(INPUT ROWS):
------

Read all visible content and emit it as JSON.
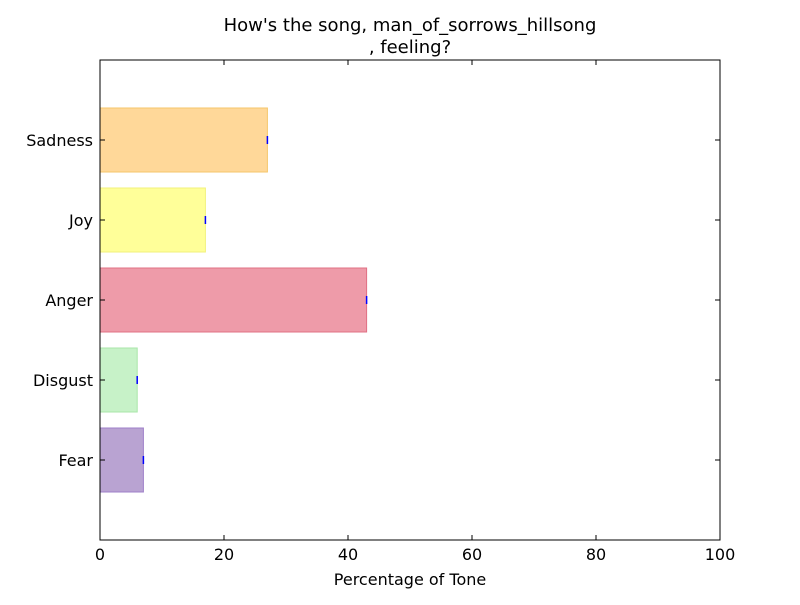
{
  "chart_data": {
    "type": "bar",
    "orientation": "horizontal",
    "title_line1": "How's the song, man_of_sorrows_hillsong",
    "title_line2": ", feeling?",
    "xlabel": "Percentage of Tone",
    "ylabel": "",
    "xlim": [
      0,
      100
    ],
    "xticks": [
      "0",
      "20",
      "40",
      "60",
      "80",
      "100"
    ],
    "categories": [
      "Fear",
      "Disgust",
      "Anger",
      "Joy",
      "Sadness"
    ],
    "values": [
      7,
      6,
      43,
      17,
      27
    ],
    "colors": [
      "#b9a3d2",
      "#c7f2c8",
      "#ee9ba9",
      "#ffff99",
      "#ffd899"
    ],
    "edge_colors": [
      "#9e7fc8",
      "#a8e6a9",
      "#e07084",
      "#f2f27a",
      "#f5c66a"
    ],
    "error_marker_color": "#0000ff",
    "grid": false
  }
}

------

(BRIEF):
Copy every line of the data word for word, omitting the images.

(ANSWER TO THIS TASK):
Read all visible content and emit it as JSON.
{
  "chart_data": {
    "type": "bar",
    "orientation": "horizontal",
    "title_line1": "How's the song, man_of_sorrows_hillsong",
    "title_line2": ", feeling?",
    "xlabel": "Percentage of Tone",
    "ylabel": "",
    "xlim": [
      0,
      100
    ],
    "xticks": [
      "0",
      "20",
      "40",
      "60",
      "80",
      "100"
    ],
    "categories": [
      "Fear",
      "Disgust",
      "Anger",
      "Joy",
      "Sadness"
    ],
    "values": [
      7,
      6,
      43,
      17,
      27
    ],
    "colors": [
      "#b9a3d2",
      "#c7f2c8",
      "#ee9ba9",
      "#ffff99",
      "#ffd899"
    ],
    "edge_colors": [
      "#9e7fc8",
      "#a8e6a9",
      "#e07084",
      "#f2f27a",
      "#f5c66a"
    ],
    "error_marker_color": "#0000ff",
    "grid": false
  }
}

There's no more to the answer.